**Objective**
Give every line below again, exactly.

━━━ Records shown ━━━

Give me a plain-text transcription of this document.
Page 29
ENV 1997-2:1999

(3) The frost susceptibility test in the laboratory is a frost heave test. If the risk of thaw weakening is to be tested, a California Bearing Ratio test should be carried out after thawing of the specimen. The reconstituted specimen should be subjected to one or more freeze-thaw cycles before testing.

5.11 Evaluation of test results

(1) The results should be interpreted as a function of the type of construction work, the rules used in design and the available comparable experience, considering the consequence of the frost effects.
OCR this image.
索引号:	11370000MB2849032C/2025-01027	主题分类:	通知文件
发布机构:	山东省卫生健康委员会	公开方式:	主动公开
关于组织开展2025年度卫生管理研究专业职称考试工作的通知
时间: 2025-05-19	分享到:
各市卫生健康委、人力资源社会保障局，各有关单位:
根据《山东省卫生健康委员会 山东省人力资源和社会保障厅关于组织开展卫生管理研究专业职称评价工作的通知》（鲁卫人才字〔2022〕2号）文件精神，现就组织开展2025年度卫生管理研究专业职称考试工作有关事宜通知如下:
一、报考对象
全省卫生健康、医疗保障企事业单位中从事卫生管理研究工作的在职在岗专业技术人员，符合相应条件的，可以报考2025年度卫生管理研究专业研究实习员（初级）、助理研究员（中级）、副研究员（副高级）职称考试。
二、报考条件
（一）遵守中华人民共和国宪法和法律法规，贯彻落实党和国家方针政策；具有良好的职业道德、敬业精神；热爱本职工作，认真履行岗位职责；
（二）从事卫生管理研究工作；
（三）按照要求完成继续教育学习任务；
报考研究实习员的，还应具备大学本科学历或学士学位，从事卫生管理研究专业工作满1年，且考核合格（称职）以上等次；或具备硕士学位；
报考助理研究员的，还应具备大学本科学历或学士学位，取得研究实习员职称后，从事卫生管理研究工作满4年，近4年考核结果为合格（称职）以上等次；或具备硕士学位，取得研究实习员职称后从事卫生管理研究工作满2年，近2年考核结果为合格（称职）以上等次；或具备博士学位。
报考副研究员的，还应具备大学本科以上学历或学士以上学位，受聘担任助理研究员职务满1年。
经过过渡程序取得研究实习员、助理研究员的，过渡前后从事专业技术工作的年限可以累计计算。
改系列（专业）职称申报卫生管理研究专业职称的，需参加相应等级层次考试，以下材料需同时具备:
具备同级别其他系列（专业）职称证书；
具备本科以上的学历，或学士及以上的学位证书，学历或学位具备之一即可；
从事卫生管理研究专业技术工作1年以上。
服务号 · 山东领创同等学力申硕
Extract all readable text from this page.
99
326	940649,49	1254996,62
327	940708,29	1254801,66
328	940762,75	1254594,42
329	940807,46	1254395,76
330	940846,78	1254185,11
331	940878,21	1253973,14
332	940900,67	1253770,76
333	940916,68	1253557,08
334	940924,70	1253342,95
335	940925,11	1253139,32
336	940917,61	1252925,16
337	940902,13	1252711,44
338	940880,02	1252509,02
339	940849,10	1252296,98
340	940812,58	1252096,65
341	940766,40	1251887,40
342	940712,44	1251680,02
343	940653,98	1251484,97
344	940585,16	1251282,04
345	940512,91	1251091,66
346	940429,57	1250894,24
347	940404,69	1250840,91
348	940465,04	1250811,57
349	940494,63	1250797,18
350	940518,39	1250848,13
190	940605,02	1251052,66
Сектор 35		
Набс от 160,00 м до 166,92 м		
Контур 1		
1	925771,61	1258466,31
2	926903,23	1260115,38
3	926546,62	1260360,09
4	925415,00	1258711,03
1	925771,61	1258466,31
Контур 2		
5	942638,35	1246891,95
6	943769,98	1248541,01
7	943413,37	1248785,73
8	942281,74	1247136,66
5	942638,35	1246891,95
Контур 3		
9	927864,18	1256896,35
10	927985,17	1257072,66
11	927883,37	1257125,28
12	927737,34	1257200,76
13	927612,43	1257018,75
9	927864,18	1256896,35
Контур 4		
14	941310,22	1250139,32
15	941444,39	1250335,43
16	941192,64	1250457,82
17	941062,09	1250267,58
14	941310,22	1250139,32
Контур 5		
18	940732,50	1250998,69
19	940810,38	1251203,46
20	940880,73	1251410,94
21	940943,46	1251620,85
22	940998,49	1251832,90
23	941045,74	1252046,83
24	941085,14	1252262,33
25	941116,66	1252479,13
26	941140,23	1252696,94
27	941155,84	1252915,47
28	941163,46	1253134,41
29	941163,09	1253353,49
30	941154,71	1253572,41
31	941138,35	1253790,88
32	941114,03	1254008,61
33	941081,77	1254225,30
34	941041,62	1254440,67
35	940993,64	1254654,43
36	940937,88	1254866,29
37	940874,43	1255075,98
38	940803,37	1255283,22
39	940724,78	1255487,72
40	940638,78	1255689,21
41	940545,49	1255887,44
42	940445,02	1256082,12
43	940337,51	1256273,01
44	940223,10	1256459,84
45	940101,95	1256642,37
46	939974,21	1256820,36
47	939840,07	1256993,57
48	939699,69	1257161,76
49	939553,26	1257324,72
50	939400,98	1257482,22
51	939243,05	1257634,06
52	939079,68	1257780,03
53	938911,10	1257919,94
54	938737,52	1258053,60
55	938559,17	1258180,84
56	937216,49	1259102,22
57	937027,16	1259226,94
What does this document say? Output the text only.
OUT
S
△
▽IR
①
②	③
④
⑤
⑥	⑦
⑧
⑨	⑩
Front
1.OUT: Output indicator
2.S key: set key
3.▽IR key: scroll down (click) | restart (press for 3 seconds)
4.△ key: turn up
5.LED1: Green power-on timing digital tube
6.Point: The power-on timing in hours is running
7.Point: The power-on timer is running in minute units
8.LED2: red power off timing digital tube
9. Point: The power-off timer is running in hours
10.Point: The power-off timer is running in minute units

━━━

**Exercise solution**
Give me a plain-text transcription of this document.
Page 29
ENV 1997-2:1999

(3) The frost susceptibility test in the laboratory is a frost heave test. If the risk of thaw weakening is to be tested, a California Bearing Ratio test should be carried out after thawing of the specimen. The reconstituted specimen should be subjected to one or more freeze-thaw cycles before testing.

5.11 Evaluation of test results

(1) The results should be interpreted as a function of the type of construction work, the rules used in design and the available comparable experience, considering the consequence of the frost effects.
OCR this image.
索引号:	11370000MB2849032C/2025-01027	主题分类:	通知文件
发布机构:	山东省卫生健康委员会	公开方式:	主动公开
关于组织开展2025年度卫生管理研究专业职称考试工作的通知
时间: 2025-05-19	分享到:
各市卫生健康委、人力资源社会保障局，各有关单位:
根据《山东省卫生健康委员会 山东省人力资源和社会保障厅关于组织开展卫生管理研究专业职称评价工作的通知》（鲁卫人才字〔2022〕2号）文件精神，现就组织开展2025年度卫生管理研究专业职称考试工作有关事宜通知如下:
一、报考对象
全省卫生健康、医疗保障企事业单位中从事卫生管理研究工作的在职在岗专业技术人员，符合相应条件的，可以报考2025年度卫生管理研究专业研究实习员（初级）、助理研究员（中级）、副研究员（副高级）职称考试。
二、报考条件
（一）遵守中华人民共和国宪法和法律法规，贯彻落实党和国家方针政策；具有良好的职业道德、敬业精神；热爱本职工作，认真履行岗位职责；
（二）从事卫生管理研究工作；
（三）按照要求完成继续教育学习任务；
报考研究实习员的，还应具备大学本科学历或学士学位，从事卫生管理研究专业工作满1年，且考核合格（称职）以上等次；或具备硕士学位；
报考助理研究员的，还应具备大学本科学历或学士学位，取得研究实习员职称后，从事卫生管理研究工作满4年，近4年考核结果为合格（称职）以上等次；或具备硕士学位，取得研究实习员职称后从事卫生管理研究工作满2年，近2年考核结果为合格（称职）以上等次；或具备博士学位。
报考副研究员的，还应具备大学本科以上学历或学士以上学位，受聘担任助理研究员职务满1年。
经过过渡程序取得研究实习员、助理研究员的，过渡前后从事专业技术工作的年限可以累计计算。
改系列（专业）职称申报卫生管理研究专业职称的，需参加相应等级层次考试，以下材料需同时具备:
具备同级别其他系列（专业）职称证书；
具备本科以上的学历，或学士及以上的学位证书，学历或学位具备之一即可；
从事卫生管理研究专业技术工作1年以上。
服务号 · 山东领创同等学力申硕
Extract all readable text from this page.
99
326	940649,49	1254996,62
327	940708,29	1254801,66
328	940762,75	1254594,42
329	940807,46	1254395,76
330	940846,78	1254185,11
331	940878,21	1253973,14
332	940900,67	1253770,76
333	940916,68	1253557,08
334	940924,70	1253342,95
335	940925,11	1253139,32
336	940917,61	1252925,16
337	940902,13	1252711,44
338	940880,02	1252509,02
339	940849,10	1252296,98
340	940812,58	1252096,65
341	940766,40	1251887,40
342	940712,44	1251680,02
343	940653,98	1251484,97
344	940585,16	1251282,04
345	940512,91	1251091,66
346	940429,57	1250894,24
347	940404,69	1250840,91
348	940465,04	1250811,57
349	940494,63	1250797,18
350	940518,39	1250848,13
190	940605,02	1251052,66
Сектор 35		
Набс от 160,00 м до 166,92 м		
Контур 1		
1	925771,61	1258466,31
2	926903,23	1260115,38
3	926546,62	1260360,09
4	925415,00	1258711,03
1	925771,61	1258466,31
Контур 2		
5	942638,35	1246891,95
6	943769,98	1248541,01
7	943413,37	1248785,73
8	942281,74	1247136,66
5	942638,35	1246891,95
Контур 3		
9	927864,18	1256896,35
10	927985,17	1257072,66
11	927883,37	1257125,28
12	927737,34	1257200,76
13	927612,43	1257018,75
9	927864,18	1256896,35
Контур 4		
14	941310,22	1250139,32
15	941444,39	1250335,43
16	941192,64	1250457,82
17	941062,09	1250267,58
14	941310,22	1250139,32
Контур 5		
18	940732,50	1250998,69
19	940810,38	1251203,46
20	940880,73	1251410,94
21	940943,46	1251620,85
22	940998,49	1251832,90
23	941045,74	1252046,83
24	941085,14	1252262,33
25	941116,66	1252479,13
26	941140,23	1252696,94
27	941155,84	1252915,47
28	941163,46	1253134,41
29	941163,09	1253353,49
30	941154,71	1253572,41
31	941138,35	1253790,88
32	941114,03	1254008,61
33	941081,77	1254225,30
34	941041,62	1254440,67
35	940993,64	1254654,43
36	940937,88	1254866,29
37	940874,43	1255075,98
38	940803,37	1255283,22
39	940724,78	1255487,72
40	940638,78	1255689,21
41	940545,49	1255887,44
42	940445,02	1256082,12
43	940337,51	1256273,01
44	940223,10	1256459,84
45	940101,95	1256642,37
46	939974,21	1256820,36
47	939840,07	1256993,57
48	939699,69	1257161,76
49	939553,26	1257324,72
50	939400,98	1257482,22
51	939243,05	1257634,06
52	939079,68	1257780,03
53	938911,10	1257919,94
54	938737,52	1258053,60
55	938559,17	1258180,84
56	937216,49	1259102,22
57	937027,16	1259226,94
What does this document say? Output the text only.
OUT
S
△
▽IR
①
②	③
④
⑤
⑥	⑦
⑧
⑨	⑩
Front
1.OUT: Output indicator
2.S key: set key
3.▽IR key: scroll down (click) | restart (press for 3 seconds)
4.△ key: turn up
5.LED1: Green power-on timing digital tube
6.Point: The power-on timing in hours is running
7.Point: The power-on timer is running in minute units
8.LED2: red power off timing digital tube
9. Point: The power-off timer is running in hours
10.Point: The power-off timer is running in minute units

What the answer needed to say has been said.